Excerpt from a dataset ::
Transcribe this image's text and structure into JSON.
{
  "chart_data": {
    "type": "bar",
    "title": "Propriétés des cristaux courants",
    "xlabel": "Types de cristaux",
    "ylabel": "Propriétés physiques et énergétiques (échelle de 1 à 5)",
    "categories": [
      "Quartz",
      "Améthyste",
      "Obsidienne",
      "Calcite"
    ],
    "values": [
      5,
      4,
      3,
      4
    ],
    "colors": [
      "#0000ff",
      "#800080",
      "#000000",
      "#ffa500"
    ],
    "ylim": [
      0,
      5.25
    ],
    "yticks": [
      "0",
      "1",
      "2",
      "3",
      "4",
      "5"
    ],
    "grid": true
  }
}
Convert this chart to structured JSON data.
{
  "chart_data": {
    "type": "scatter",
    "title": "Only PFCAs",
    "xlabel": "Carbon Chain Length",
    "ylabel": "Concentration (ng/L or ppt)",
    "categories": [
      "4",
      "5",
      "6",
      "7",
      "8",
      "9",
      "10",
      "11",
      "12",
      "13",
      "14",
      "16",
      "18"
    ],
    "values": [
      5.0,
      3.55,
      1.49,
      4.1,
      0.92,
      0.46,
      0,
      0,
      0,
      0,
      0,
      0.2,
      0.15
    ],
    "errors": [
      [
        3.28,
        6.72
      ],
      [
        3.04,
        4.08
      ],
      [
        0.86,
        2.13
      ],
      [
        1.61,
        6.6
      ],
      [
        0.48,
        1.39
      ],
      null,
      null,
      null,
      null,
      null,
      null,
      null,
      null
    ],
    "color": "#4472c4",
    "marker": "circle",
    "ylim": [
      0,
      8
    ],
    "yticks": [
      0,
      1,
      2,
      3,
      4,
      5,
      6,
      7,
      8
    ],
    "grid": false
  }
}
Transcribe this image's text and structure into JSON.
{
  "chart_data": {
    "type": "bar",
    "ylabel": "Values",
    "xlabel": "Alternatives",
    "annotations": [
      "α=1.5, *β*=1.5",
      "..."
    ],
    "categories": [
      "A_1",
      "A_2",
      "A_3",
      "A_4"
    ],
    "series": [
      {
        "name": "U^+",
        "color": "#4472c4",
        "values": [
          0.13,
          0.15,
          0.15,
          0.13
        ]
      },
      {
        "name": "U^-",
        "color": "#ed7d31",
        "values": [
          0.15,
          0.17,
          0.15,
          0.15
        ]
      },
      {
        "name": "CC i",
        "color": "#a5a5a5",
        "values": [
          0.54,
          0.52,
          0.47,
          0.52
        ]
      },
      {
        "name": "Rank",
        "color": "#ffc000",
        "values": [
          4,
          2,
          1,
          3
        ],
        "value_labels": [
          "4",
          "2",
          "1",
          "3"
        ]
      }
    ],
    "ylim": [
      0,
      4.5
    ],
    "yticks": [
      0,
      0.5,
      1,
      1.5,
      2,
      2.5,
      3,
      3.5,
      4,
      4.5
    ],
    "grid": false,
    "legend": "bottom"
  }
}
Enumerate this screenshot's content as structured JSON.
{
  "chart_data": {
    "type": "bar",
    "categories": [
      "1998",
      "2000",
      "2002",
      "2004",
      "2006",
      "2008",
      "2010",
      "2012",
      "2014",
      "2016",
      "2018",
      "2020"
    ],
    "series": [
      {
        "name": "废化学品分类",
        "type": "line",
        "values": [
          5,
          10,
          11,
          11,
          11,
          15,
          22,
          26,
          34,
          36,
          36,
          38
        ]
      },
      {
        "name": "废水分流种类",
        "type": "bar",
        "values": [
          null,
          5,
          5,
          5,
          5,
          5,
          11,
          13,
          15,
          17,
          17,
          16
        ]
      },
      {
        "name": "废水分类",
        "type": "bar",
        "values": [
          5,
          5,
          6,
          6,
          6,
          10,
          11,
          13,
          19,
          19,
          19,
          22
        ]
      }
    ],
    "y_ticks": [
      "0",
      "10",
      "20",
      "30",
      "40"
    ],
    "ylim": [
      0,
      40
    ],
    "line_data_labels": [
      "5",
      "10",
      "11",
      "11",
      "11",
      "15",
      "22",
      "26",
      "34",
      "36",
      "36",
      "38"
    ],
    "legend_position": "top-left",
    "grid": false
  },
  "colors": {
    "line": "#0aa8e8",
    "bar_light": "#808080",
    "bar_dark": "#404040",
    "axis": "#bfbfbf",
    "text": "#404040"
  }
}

TASK GOAL ::
Return each line that includes "ylabel".

COMPLETED EXERCISE ::
    "ylabel": "Propriétés physiques et énergétiques (échelle de 1 à 5)",
    "ylabel": "Concentration (ng/L or ppt)",
    "ylabel": "Values",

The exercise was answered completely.